━━━ Task material ━━━

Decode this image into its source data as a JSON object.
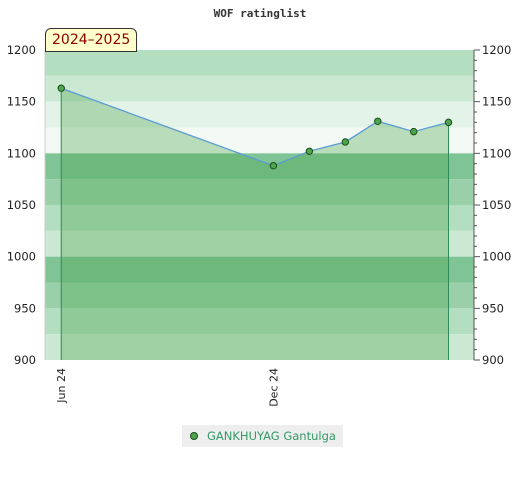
{
  "chart_data": {
    "type": "area",
    "title": "WOF ratinglist",
    "season_label": "2024–2025",
    "ylim": [
      900,
      1200
    ],
    "yticks": [
      900,
      950,
      1000,
      1050,
      1100,
      1150,
      1200
    ],
    "ytick_labels": [
      "900",
      "950",
      "1000",
      "1050",
      "1100",
      "1150",
      "1200"
    ],
    "xticks": [
      {
        "date": "2024-06-01",
        "label": "Jun 24"
      },
      {
        "date": "2024-12-01",
        "label": "Dec 24"
      }
    ],
    "xlim": [
      "2024-05-18",
      "2025-05-23"
    ],
    "series": [
      {
        "name": "GANKHUYAG Gantulga",
        "color": "#4da64d",
        "points": [
          {
            "date": "2024-06-01",
            "y": 1163
          },
          {
            "date": "2024-12-01",
            "y": 1088
          },
          {
            "date": "2025-01-01",
            "y": 1102
          },
          {
            "date": "2025-02-01",
            "y": 1111
          },
          {
            "date": "2025-03-01",
            "y": 1131
          },
          {
            "date": "2025-04-01",
            "y": 1121
          },
          {
            "date": "2025-05-01",
            "y": 1130
          }
        ]
      }
    ],
    "bands": [
      {
        "from": 1175,
        "to": 1200,
        "color": "#b3dec0"
      },
      {
        "from": 1150,
        "to": 1175,
        "color": "#cbe8d3"
      },
      {
        "from": 1125,
        "to": 1150,
        "color": "#e3f3e8"
      },
      {
        "from": 1100,
        "to": 1125,
        "color": "#f3faf5"
      },
      {
        "from": 1075,
        "to": 1100,
        "color": "#7fc495"
      },
      {
        "from": 1050,
        "to": 1075,
        "color": "#99d0a9"
      },
      {
        "from": 1025,
        "to": 1050,
        "color": "#b3dec0"
      },
      {
        "from": 1000,
        "to": 1025,
        "color": "#cbe8d3"
      },
      {
        "from": 975,
        "to": 1000,
        "color": "#7fc495"
      },
      {
        "from": 950,
        "to": 975,
        "color": "#99d0a9"
      },
      {
        "from": 925,
        "to": 950,
        "color": "#b3dec0"
      },
      {
        "from": 900,
        "to": 925,
        "color": "#cbe8d3"
      }
    ],
    "legend_position": "bottom"
  }
}
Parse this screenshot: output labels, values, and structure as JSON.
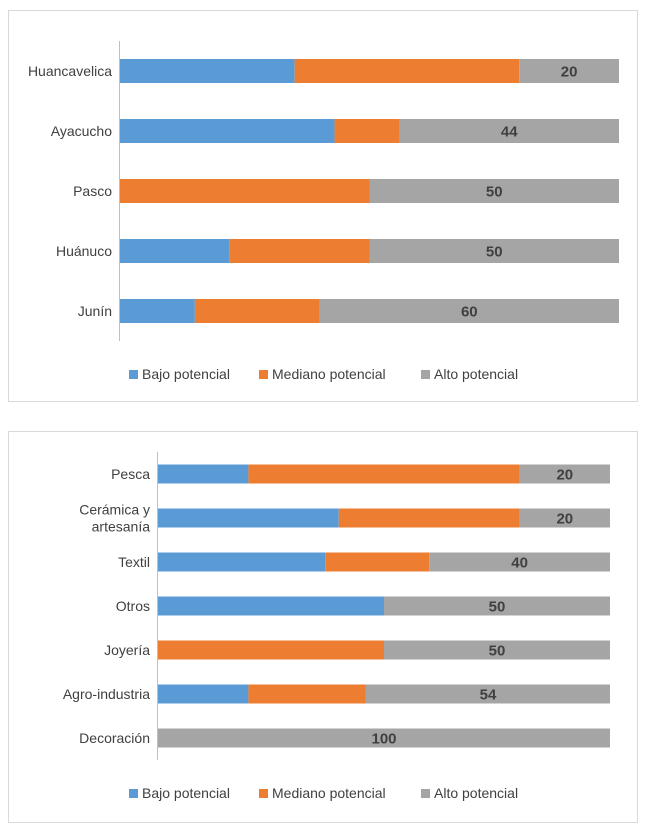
{
  "chart_data": [
    {
      "type": "bar",
      "orientation": "horizontal",
      "stacked": "percent",
      "categories": [
        "Huancavelica",
        "Ayacucho",
        "Pasco",
        "Huánuco",
        "Junín"
      ],
      "series": [
        {
          "name": "Bajo potencial",
          "color": "#5b9bd5",
          "values": [
            35,
            43,
            0,
            22,
            15
          ]
        },
        {
          "name": "Mediano potencial",
          "color": "#ed7d31",
          "values": [
            45,
            13,
            50,
            28,
            25
          ]
        },
        {
          "name": "Alto potencial",
          "color": "#a5a5a5",
          "values": [
            20,
            44,
            50,
            50,
            60
          ]
        }
      ],
      "data_labels": {
        "series": "Alto potencial",
        "values": [
          "20",
          "44",
          "50",
          "50",
          "60"
        ]
      },
      "title": "",
      "xlabel": "",
      "ylabel": "",
      "xlim": [
        0,
        100
      ],
      "grid": false,
      "legend": "bottom"
    },
    {
      "type": "bar",
      "orientation": "horizontal",
      "stacked": "percent",
      "categories": [
        "Pesca",
        "Cerámica y artesanía",
        "Textil",
        "Otros",
        "Joyería",
        "Agro-industria",
        "Decoración"
      ],
      "category_lines": [
        [
          "Pesca"
        ],
        [
          "Cerámica y",
          "artesanía"
        ],
        [
          "Textil"
        ],
        [
          "Otros"
        ],
        [
          "Joyería"
        ],
        [
          "Agro-industria"
        ],
        [
          "Decoración"
        ]
      ],
      "series": [
        {
          "name": "Bajo potencial",
          "color": "#5b9bd5",
          "values": [
            20,
            40,
            37,
            50,
            0,
            20,
            0
          ]
        },
        {
          "name": "Mediano potencial",
          "color": "#ed7d31",
          "values": [
            60,
            40,
            23,
            0,
            50,
            26,
            0
          ]
        },
        {
          "name": "Alto potencial",
          "color": "#a5a5a5",
          "values": [
            20,
            20,
            40,
            50,
            50,
            54,
            100
          ]
        }
      ],
      "data_labels": {
        "series": "Alto potencial",
        "values": [
          "20",
          "20",
          "40",
          "50",
          "50",
          "54",
          "100"
        ]
      },
      "title": "",
      "xlabel": "",
      "ylabel": "",
      "xlim": [
        0,
        100
      ],
      "grid": false,
      "legend": "bottom"
    }
  ]
}
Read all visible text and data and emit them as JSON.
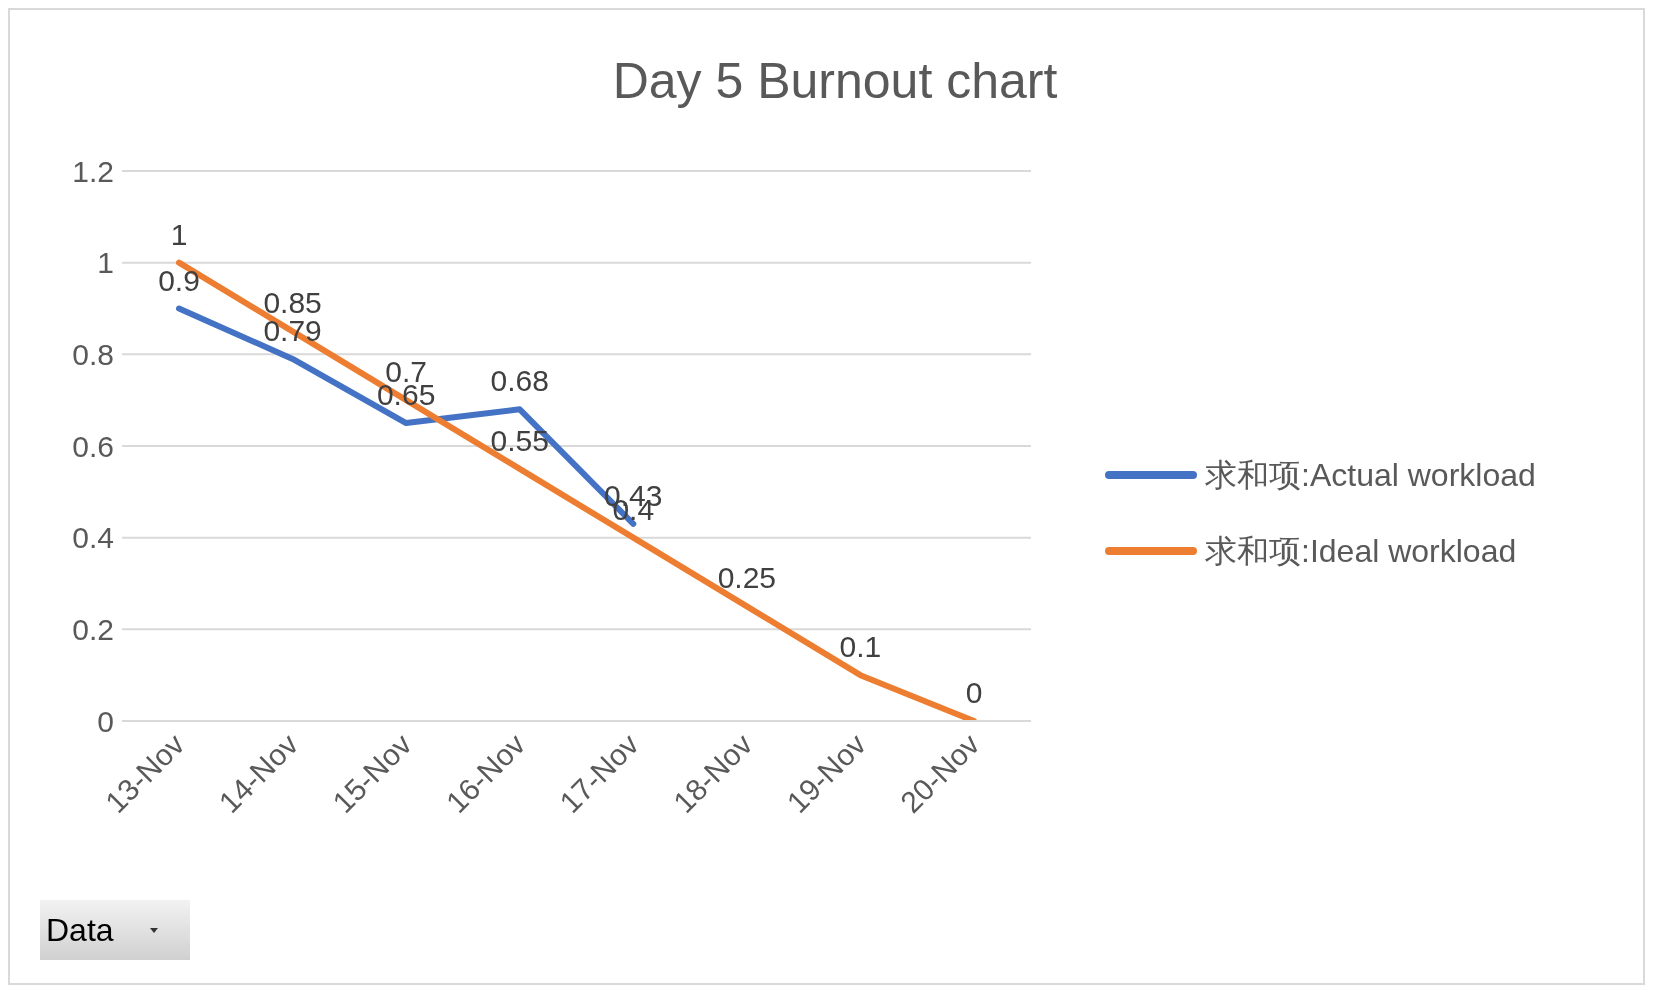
{
  "chart_data": {
    "type": "line",
    "title": "Day 5 Burnout chart",
    "categories": [
      "13-Nov",
      "14-Nov",
      "15-Nov",
      "16-Nov",
      "17-Nov",
      "18-Nov",
      "19-Nov",
      "20-Nov"
    ],
    "series": [
      {
        "name": "求和项:Actual workload",
        "color": "#4472c4",
        "values": [
          0.9,
          0.79,
          0.65,
          0.68,
          0.43,
          null,
          null,
          null
        ]
      },
      {
        "name": "求和项:Ideal workload",
        "color": "#ed7d31",
        "values": [
          1,
          0.85,
          0.7,
          0.55,
          0.4,
          0.25,
          0.1,
          0
        ]
      }
    ],
    "ylim": [
      0,
      1.2
    ],
    "yticks": [
      0,
      0.2,
      0.4,
      0.6,
      0.8,
      1,
      1.2
    ],
    "grid": "y",
    "legend": "right",
    "marker": "none",
    "line_style": "solid",
    "data_labels": true,
    "annotations": [
      "Data"
    ]
  }
}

━━━

• _Written exercise_: Search the entries for the string "JSON" and collect each line that has it.

• _Response_:
Decode this image into its source data as a JSON object.
Parse this screenshot: output labels, values, and structure as JSON.
Read all visible text and data and emit them as JSON.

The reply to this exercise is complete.